TEXTO FORNECIDO →
┄┄┄┄┄┄┄┄┄┄

A gestão da segurança pública em Goiás enfrenta um duro choque de realidade após a divulgação de um estudo nacional que compila dados de múltiplas instituições oficiais. Embora o governo estadual mantenha uma forte campanha publicitária afirmando ser o estado mais seguro do país, os números revelam uma face oculta e preocupante, especialmente no que diz respeito à transparência.
De acordo com as informações repercutidas pela comentarista Fabiana Pulcineli, da CBN, no programa Papo Político, Goiás ocupou o 10º lugar geral no ranking de segurança deste ano, tendo registrado uma piora significativa em 2024, quando chegou a cair para a 17ª colocação. No entanto, o que mais chama a atenção de especialistas é o desempenho do estado na qualidade da informação. No item “Registros Estatísticos” — obrigação primária da administração estadual —, Goiás figura na 23ª posição entre os entes federativos, um dos piores desempenhos do Brasil.

┄┄┄┄┄┄┄┄┄┄

LINHAS DE DADOS →
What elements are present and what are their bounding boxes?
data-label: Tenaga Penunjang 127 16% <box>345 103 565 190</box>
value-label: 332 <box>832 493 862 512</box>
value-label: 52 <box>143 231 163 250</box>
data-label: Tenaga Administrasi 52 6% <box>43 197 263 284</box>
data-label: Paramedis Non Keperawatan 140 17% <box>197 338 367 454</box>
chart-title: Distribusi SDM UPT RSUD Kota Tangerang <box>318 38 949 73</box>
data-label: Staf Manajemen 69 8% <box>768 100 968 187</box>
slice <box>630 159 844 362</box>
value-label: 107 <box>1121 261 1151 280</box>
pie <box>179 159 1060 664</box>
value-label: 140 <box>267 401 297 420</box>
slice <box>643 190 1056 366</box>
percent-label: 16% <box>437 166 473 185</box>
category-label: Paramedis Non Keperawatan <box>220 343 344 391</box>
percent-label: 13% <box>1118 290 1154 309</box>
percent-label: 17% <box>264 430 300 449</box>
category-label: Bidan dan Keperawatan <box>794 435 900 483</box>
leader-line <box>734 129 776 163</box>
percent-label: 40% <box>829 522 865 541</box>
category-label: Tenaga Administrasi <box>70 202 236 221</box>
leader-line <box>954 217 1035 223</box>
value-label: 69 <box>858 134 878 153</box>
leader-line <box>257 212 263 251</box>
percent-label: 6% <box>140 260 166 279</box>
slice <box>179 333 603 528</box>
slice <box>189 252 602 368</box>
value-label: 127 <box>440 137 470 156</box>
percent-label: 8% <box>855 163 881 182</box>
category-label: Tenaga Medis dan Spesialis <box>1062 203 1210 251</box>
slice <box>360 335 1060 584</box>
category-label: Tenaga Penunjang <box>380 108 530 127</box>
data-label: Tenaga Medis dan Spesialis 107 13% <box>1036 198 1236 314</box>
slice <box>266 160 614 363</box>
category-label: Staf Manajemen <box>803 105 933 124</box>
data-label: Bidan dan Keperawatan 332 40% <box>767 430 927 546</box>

┄┄┄┄┄┄┄┄┄┄

ENUNCIADO →
De acordo com o texto fornecido, que posição Goiás ocupa no item “Registros Estatísticos”? As linhas são um material à parte, independente do texto fornecido.

RESPOSTA ESCRITA →
A 23ª posição entre os entes federativos.